>> START SUPPLIED DATA

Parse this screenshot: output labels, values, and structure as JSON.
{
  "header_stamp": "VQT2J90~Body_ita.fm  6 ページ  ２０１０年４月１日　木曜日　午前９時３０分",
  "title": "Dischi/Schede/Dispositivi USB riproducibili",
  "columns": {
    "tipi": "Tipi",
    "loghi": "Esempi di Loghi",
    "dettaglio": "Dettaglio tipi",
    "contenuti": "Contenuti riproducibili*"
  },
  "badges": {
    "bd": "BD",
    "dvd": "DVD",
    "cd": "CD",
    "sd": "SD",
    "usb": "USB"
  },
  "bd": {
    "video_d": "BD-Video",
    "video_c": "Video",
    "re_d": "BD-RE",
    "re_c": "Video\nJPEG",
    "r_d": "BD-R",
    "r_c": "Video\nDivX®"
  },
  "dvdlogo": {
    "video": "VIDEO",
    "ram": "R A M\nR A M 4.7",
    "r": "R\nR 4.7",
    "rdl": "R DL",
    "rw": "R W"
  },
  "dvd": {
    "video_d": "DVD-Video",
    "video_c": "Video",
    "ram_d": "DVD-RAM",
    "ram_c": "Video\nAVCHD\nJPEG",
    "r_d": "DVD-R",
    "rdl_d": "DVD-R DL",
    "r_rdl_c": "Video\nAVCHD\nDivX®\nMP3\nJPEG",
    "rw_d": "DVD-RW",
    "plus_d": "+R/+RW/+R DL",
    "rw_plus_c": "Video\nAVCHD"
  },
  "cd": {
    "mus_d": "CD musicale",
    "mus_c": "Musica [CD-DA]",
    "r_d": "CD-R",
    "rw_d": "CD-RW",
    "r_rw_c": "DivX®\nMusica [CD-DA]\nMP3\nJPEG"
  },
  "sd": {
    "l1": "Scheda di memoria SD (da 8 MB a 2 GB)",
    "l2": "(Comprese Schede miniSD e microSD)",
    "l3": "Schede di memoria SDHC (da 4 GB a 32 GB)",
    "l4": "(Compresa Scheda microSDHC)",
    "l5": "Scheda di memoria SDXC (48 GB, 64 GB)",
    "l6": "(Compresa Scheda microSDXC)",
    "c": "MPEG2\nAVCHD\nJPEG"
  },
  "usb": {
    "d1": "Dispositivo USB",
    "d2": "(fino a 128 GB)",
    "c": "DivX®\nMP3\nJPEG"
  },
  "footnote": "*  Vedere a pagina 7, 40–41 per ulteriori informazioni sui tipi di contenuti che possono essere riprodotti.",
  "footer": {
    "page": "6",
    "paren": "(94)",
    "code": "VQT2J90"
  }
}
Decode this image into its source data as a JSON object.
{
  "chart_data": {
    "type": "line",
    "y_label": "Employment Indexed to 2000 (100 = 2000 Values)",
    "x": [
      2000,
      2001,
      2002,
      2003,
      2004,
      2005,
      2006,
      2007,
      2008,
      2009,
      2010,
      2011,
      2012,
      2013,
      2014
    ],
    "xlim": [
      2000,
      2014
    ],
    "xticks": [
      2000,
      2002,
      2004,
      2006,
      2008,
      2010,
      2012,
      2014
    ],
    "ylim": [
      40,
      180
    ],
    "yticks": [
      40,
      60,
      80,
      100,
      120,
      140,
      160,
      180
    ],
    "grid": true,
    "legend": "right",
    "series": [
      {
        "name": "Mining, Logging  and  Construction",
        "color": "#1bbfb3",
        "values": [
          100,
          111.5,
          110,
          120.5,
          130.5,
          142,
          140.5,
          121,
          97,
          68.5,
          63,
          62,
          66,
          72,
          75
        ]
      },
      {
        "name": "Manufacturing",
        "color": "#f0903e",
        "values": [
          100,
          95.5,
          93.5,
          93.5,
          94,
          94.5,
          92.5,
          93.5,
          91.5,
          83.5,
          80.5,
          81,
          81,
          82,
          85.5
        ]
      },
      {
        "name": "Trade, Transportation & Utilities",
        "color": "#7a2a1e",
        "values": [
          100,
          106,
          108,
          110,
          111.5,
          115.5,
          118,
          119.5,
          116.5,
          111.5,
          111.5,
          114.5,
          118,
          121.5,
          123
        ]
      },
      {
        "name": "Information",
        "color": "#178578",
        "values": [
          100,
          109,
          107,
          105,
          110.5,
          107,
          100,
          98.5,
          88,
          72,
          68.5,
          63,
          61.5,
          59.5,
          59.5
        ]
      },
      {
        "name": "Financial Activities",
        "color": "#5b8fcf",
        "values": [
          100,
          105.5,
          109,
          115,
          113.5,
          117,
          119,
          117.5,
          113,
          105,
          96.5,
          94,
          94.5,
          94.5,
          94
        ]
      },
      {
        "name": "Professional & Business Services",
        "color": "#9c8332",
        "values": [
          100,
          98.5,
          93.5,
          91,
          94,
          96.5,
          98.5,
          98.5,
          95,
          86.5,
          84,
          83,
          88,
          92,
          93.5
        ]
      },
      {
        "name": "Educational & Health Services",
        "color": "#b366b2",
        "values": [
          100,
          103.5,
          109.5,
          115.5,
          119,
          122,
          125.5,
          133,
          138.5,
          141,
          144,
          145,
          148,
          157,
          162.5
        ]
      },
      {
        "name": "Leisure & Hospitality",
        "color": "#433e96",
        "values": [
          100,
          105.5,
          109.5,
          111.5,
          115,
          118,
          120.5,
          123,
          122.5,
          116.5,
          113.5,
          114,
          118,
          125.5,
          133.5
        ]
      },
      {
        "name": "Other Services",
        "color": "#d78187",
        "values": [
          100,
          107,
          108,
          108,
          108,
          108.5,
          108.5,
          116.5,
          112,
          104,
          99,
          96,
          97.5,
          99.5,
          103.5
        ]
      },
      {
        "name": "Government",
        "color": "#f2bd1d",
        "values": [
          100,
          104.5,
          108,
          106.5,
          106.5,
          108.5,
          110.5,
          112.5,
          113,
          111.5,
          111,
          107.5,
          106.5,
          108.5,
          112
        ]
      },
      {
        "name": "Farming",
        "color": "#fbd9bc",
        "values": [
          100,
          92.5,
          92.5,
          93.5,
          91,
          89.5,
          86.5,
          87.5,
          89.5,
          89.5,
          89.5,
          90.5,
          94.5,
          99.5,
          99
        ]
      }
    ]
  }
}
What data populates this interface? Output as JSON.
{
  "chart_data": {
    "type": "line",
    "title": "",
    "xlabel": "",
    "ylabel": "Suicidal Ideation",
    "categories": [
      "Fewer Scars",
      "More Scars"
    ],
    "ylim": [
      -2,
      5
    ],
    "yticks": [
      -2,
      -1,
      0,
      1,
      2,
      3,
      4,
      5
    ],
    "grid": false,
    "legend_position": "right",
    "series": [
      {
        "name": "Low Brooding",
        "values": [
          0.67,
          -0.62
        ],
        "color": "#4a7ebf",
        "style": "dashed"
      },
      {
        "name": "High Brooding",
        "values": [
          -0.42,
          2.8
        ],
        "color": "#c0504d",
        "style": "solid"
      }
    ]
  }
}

>> END SUPPLIED DATA

YOUR OBJECTIVE:
Look through the material and copy each line that has "this".

WORKED ANSWER:
Parse this screenshot: output labels, values, and structure as JSON.
Decode this image into its source data as a JSON object.
What data populates this interface? Output as JSON.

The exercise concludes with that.